Task prompt: Restate the entries below verbatim.

A run of records
>> START

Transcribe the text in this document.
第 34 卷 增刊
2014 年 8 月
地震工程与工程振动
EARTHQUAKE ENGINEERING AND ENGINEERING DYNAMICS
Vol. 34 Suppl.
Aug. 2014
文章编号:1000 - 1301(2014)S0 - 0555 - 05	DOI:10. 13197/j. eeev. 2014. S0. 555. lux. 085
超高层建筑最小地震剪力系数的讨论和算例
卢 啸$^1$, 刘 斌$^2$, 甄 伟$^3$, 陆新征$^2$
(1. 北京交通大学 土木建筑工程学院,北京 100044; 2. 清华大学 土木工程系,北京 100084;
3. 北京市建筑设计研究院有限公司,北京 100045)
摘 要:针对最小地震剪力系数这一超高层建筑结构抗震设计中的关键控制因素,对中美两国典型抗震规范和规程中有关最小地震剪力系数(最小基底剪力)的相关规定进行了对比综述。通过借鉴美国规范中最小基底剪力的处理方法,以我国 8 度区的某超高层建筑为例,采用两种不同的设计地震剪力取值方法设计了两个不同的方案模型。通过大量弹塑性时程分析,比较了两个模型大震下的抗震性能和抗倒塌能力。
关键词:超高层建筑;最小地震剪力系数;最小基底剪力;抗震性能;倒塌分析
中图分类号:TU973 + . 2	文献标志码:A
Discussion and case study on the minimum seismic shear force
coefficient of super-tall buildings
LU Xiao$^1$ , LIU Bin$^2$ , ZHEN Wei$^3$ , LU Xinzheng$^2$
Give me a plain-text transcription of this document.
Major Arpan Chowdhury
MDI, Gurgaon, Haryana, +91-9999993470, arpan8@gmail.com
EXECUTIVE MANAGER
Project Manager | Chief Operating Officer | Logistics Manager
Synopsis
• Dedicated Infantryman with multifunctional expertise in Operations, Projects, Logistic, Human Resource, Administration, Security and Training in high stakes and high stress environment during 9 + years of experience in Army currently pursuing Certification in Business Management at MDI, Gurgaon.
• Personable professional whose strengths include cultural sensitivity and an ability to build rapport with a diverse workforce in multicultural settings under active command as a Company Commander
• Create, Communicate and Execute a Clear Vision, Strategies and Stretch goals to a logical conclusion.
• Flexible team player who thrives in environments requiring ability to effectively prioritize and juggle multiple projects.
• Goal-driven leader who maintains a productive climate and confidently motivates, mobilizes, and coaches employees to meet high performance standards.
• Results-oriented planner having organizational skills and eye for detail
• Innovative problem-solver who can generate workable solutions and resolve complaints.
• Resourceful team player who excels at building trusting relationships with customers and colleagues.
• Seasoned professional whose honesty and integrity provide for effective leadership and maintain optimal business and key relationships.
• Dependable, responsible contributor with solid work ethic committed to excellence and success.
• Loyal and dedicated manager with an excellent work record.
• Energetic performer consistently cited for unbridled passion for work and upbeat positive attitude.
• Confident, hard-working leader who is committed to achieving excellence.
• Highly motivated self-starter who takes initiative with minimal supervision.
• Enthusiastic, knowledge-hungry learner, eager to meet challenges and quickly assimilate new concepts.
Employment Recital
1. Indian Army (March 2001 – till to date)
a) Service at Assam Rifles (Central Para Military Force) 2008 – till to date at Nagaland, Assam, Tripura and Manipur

>> END

Full response:
Transcribe the text in this document.
第 34 卷 增刊
2014 年 8 月
地震工程与工程振动
EARTHQUAKE ENGINEERING AND ENGINEERING DYNAMICS
Vol. 34 Suppl.
Aug. 2014
文章编号:1000 - 1301(2014)S0 - 0555 - 05	DOI:10. 13197/j. eeev. 2014. S0. 555. lux. 085
超高层建筑最小地震剪力系数的讨论和算例
卢 啸$^1$, 刘 斌$^2$, 甄 伟$^3$, 陆新征$^2$
(1. 北京交通大学 土木建筑工程学院,北京 100044; 2. 清华大学 土木工程系,北京 100084;
3. 北京市建筑设计研究院有限公司,北京 100045)
摘 要:针对最小地震剪力系数这一超高层建筑结构抗震设计中的关键控制因素,对中美两国典型抗震规范和规程中有关最小地震剪力系数(最小基底剪力)的相关规定进行了对比综述。通过借鉴美国规范中最小基底剪力的处理方法,以我国 8 度区的某超高层建筑为例,采用两种不同的设计地震剪力取值方法设计了两个不同的方案模型。通过大量弹塑性时程分析,比较了两个模型大震下的抗震性能和抗倒塌能力。
关键词:超高层建筑;最小地震剪力系数;最小基底剪力;抗震性能;倒塌分析
中图分类号:TU973 + . 2	文献标志码:A
Discussion and case study on the minimum seismic shear force
coefficient of super-tall buildings
LU Xiao$^1$ , LIU Bin$^2$ , ZHEN Wei$^3$ , LU Xinzheng$^2$
Give me a plain-text transcription of this document.
Major Arpan Chowdhury
MDI, Gurgaon, Haryana, +91-9999993470, arpan8@gmail.com
EXECUTIVE MANAGER
Project Manager | Chief Operating Officer | Logistics Manager
Synopsis
• Dedicated Infantryman with multifunctional expertise in Operations, Projects, Logistic, Human Resource, Administration, Security and Training in high stakes and high stress environment during 9 + years of experience in Army currently pursuing Certification in Business Management at MDI, Gurgaon.
• Personable professional whose strengths include cultural sensitivity and an ability to build rapport with a diverse workforce in multicultural settings under active command as a Company Commander
• Create, Communicate and Execute a Clear Vision, Strategies and Stretch goals to a logical conclusion.
• Flexible team player who thrives in environments requiring ability to effectively prioritize and juggle multiple projects.
• Goal-driven leader who maintains a productive climate and confidently motivates, mobilizes, and coaches employees to meet high performance standards.
• Results-oriented planner having organizational skills and eye for detail
• Innovative problem-solver who can generate workable solutions and resolve complaints.
• Resourceful team player who excels at building trusting relationships with customers and colleagues.
• Seasoned professional whose honesty and integrity provide for effective leadership and maintain optimal business and key relationships.
• Dependable, responsible contributor with solid work ethic committed to excellence and success.
• Loyal and dedicated manager with an excellent work record.
• Energetic performer consistently cited for unbridled passion for work and upbeat positive attitude.
• Confident, hard-working leader who is committed to achieving excellence.
• Highly motivated self-starter who takes initiative with minimal supervision.
• Enthusiastic, knowledge-hungry learner, eager to meet challenges and quickly assimilate new concepts.
Employment Recital
1. Indian Army (March 2001 – till to date)
a) Service at Assam Rifles (Central Para Military Force) 2008 – till to date at Nagaland, Assam, Tripura and Manipur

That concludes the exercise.